Required work:
All the data should come back exactly as it was given.

Collection entries:
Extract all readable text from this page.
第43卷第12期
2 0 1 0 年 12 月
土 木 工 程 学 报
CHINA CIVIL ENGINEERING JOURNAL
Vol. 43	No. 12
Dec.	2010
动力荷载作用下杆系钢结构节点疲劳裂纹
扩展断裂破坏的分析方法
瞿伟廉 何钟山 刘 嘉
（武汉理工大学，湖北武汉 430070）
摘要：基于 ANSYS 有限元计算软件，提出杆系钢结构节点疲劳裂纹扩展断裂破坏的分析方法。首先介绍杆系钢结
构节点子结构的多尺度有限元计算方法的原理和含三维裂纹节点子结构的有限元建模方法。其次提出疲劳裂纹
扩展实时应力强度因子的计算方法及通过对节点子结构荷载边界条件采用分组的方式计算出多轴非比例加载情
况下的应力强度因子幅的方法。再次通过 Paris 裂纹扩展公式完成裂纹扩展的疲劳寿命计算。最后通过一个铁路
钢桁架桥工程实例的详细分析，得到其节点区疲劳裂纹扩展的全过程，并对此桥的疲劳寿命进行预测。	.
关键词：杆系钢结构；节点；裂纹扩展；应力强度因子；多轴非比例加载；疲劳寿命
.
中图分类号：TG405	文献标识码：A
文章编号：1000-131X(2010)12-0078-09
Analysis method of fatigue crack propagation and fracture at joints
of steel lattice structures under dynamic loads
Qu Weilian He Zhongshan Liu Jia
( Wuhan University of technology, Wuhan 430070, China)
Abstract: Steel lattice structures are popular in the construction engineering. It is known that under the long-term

Task answer:
Extract all readable text from this page.
第43卷第12期
2 0 1 0 年 12 月
土 木 工 程 学 报
CHINA CIVIL ENGINEERING JOURNAL
Vol. 43	No. 12
Dec.	2010
动力荷载作用下杆系钢结构节点疲劳裂纹
扩展断裂破坏的分析方法
瞿伟廉 何钟山 刘 嘉
（武汉理工大学，湖北武汉 430070）
摘要：基于 ANSYS 有限元计算软件，提出杆系钢结构节点疲劳裂纹扩展断裂破坏的分析方法。首先介绍杆系钢结
构节点子结构的多尺度有限元计算方法的原理和含三维裂纹节点子结构的有限元建模方法。其次提出疲劳裂纹
扩展实时应力强度因子的计算方法及通过对节点子结构荷载边界条件采用分组的方式计算出多轴非比例加载情
况下的应力强度因子幅的方法。再次通过 Paris 裂纹扩展公式完成裂纹扩展的疲劳寿命计算。最后通过一个铁路
钢桁架桥工程实例的详细分析，得到其节点区疲劳裂纹扩展的全过程，并对此桥的疲劳寿命进行预测。	.
关键词：杆系钢结构；节点；裂纹扩展；应力强度因子；多轴非比例加载；疲劳寿命
.
中图分类号：TG405	文献标识码：A
文章编号：1000-131X(2010)12-0078-09
Analysis method of fatigue crack propagation and fracture at joints
of steel lattice structures under dynamic loads
Qu Weilian He Zhongshan Liu Jia
( Wuhan University of technology, Wuhan 430070, China)
Abstract: Steel lattice structures are popular in the construction engineering. It is known that under the long-term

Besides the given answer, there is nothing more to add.